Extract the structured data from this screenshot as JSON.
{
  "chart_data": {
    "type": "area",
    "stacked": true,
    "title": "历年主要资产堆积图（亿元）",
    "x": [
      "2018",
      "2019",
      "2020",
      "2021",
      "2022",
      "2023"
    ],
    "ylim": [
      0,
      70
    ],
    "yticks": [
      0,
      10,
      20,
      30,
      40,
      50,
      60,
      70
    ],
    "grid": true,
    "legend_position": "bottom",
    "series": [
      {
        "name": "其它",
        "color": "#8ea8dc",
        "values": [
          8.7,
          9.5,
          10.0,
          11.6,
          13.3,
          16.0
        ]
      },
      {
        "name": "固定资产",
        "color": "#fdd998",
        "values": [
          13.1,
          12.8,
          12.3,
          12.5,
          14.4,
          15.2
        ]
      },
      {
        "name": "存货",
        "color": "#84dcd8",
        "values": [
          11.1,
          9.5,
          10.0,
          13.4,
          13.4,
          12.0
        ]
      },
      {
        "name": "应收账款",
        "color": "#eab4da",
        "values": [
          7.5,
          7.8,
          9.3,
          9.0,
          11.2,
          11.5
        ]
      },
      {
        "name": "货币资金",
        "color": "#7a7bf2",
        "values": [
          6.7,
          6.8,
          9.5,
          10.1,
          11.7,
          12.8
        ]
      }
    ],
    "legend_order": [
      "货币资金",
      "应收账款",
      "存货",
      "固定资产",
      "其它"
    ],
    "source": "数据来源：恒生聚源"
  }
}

▸ Objective: Print the listing above in full, exactly as it is.

▸ Exercise solution:
Extract the structured data from this screenshot as JSON.
{
  "chart_data": {
    "type": "area",
    "stacked": true,
    "title": "历年主要资产堆积图（亿元）",
    "x": [
      "2018",
      "2019",
      "2020",
      "2021",
      "2022",
      "2023"
    ],
    "ylim": [
      0,
      70
    ],
    "yticks": [
      0,
      10,
      20,
      30,
      40,
      50,
      60,
      70
    ],
    "grid": true,
    "legend_position": "bottom",
    "series": [
      {
        "name": "其它",
        "color": "#8ea8dc",
        "values": [
          8.7,
          9.5,
          10.0,
          11.6,
          13.3,
          16.0
        ]
      },
      {
        "name": "固定资产",
        "color": "#fdd998",
        "values": [
          13.1,
          12.8,
          12.3,
          12.5,
          14.4,
          15.2
        ]
      },
      {
        "name": "存货",
        "color": "#84dcd8",
        "values": [
          11.1,
          9.5,
          10.0,
          13.4,
          13.4,
          12.0
        ]
      },
      {
        "name": "应收账款",
        "color": "#eab4da",
        "values": [
          7.5,
          7.8,
          9.3,
          9.0,
          11.2,
          11.5
        ]
      },
      {
        "name": "货币资金",
        "color": "#7a7bf2",
        "values": [
          6.7,
          6.8,
          9.5,
          10.1,
          11.7,
          12.8
        ]
      }
    ],
    "legend_order": [
      "货币资金",
      "应收账款",
      "存货",
      "固定资产",
      "其它"
    ],
    "source": "数据来源：恒生聚源"
  }
}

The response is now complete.